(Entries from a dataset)
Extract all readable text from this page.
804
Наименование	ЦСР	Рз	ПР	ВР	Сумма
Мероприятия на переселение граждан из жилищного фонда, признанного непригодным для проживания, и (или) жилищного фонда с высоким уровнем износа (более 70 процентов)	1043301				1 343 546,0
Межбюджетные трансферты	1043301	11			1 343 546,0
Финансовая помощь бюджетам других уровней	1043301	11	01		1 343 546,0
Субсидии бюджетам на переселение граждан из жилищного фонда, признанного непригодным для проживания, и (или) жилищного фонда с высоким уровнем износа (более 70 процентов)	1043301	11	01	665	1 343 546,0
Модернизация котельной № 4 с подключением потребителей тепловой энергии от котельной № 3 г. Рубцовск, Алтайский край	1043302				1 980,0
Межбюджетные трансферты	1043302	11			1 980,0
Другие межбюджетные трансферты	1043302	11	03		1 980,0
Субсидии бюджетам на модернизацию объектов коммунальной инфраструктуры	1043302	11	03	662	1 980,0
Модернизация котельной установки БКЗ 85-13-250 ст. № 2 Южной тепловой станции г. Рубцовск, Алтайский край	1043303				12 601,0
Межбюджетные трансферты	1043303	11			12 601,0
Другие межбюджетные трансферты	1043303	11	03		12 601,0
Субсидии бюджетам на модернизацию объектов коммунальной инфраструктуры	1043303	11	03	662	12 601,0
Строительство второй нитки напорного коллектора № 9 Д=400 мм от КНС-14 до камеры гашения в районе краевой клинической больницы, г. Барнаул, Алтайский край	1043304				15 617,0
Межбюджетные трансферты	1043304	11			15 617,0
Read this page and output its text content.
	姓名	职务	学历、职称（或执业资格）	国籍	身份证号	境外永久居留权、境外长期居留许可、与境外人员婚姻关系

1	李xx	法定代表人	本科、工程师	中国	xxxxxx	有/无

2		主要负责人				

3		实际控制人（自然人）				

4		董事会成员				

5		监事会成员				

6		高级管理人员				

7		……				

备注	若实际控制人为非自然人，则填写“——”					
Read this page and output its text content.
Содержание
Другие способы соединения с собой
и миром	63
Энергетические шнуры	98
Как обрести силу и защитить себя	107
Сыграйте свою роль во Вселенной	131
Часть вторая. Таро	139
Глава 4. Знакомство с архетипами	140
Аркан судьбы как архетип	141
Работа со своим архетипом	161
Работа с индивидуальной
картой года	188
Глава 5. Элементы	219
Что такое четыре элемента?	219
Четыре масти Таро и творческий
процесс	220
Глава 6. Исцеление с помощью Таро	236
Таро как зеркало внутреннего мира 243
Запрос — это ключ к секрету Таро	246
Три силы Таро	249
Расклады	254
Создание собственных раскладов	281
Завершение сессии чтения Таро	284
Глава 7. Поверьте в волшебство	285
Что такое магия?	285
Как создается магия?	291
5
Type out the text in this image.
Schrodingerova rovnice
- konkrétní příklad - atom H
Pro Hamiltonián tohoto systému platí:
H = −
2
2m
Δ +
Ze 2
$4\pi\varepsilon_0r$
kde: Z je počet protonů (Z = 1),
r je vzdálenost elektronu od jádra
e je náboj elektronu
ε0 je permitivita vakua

What you have to do =>
Each line must be given again exactly as written above.

The reply =>
Extract all readable text from this page.
804
Наименование	ЦСР	Рз	ПР	ВР	Сумма
Мероприятия на переселение граждан из жилищного фонда, признанного непригодным для проживания, и (или) жилищного фонда с высоким уровнем износа (более 70 процентов)	1043301				1 343 546,0
Межбюджетные трансферты	1043301	11			1 343 546,0
Финансовая помощь бюджетам других уровней	1043301	11	01		1 343 546,0
Субсидии бюджетам на переселение граждан из жилищного фонда, признанного непригодным для проживания, и (или) жилищного фонда с высоким уровнем износа (более 70 процентов)	1043301	11	01	665	1 343 546,0
Модернизация котельной № 4 с подключением потребителей тепловой энергии от котельной № 3 г. Рубцовск, Алтайский край	1043302				1 980,0
Межбюджетные трансферты	1043302	11			1 980,0
Другие межбюджетные трансферты	1043302	11	03		1 980,0
Субсидии бюджетам на модернизацию объектов коммунальной инфраструктуры	1043302	11	03	662	1 980,0
Модернизация котельной установки БКЗ 85-13-250 ст. № 2 Южной тепловой станции г. Рубцовск, Алтайский край	1043303				12 601,0
Межбюджетные трансферты	1043303	11			12 601,0
Другие межбюджетные трансферты	1043303	11	03		12 601,0
Субсидии бюджетам на модернизацию объектов коммунальной инфраструктуры	1043303	11	03	662	12 601,0
Строительство второй нитки напорного коллектора № 9 Д=400 мм от КНС-14 до камеры гашения в районе краевой клинической больницы, г. Барнаул, Алтайский край	1043304				15 617,0
Межбюджетные трансферты	1043304	11			15 617,0
Read this page and output its text content.
	姓名	职务	学历、职称（或执业资格）	国籍	身份证号	境外永久居留权、境外长期居留许可、与境外人员婚姻关系

1	李xx	法定代表人	本科、工程师	中国	xxxxxx	有/无

2		主要负责人				

3		实际控制人（自然人）				

4		董事会成员				

5		监事会成员				

6		高级管理人员				

7		……				

备注	若实际控制人为非自然人，则填写“——”					
Read this page and output its text content.
Содержание
Другие способы соединения с собой
и миром	63
Энергетические шнуры	98
Как обрести силу и защитить себя	107
Сыграйте свою роль во Вселенной	131
Часть вторая. Таро	139
Глава 4. Знакомство с архетипами	140
Аркан судьбы как архетип	141
Работа со своим архетипом	161
Работа с индивидуальной
картой года	188
Глава 5. Элементы	219
Что такое четыре элемента?	219
Четыре масти Таро и творческий
процесс	220
Глава 6. Исцеление с помощью Таро	236
Таро как зеркало внутреннего мира 243
Запрос — это ключ к секрету Таро	246
Три силы Таро	249
Расклады	254
Создание собственных раскладов	281
Завершение сессии чтения Таро	284
Глава 7. Поверьте в волшебство	285
Что такое магия?	285
Как создается магия?	291
5
Type out the text in this image.
Schrodingerova rovnice
- konkrétní příklad - atom H
Pro Hamiltonián tohoto systému platí:
H = −
2
2m
Δ +
Ze 2
$4\pi\varepsilon_0r$
kde: Z je počet protonů (Z = 1),
r je vzdálenost elektronu od jádra
e je náboj elektronu
ε0 je permitivita vakua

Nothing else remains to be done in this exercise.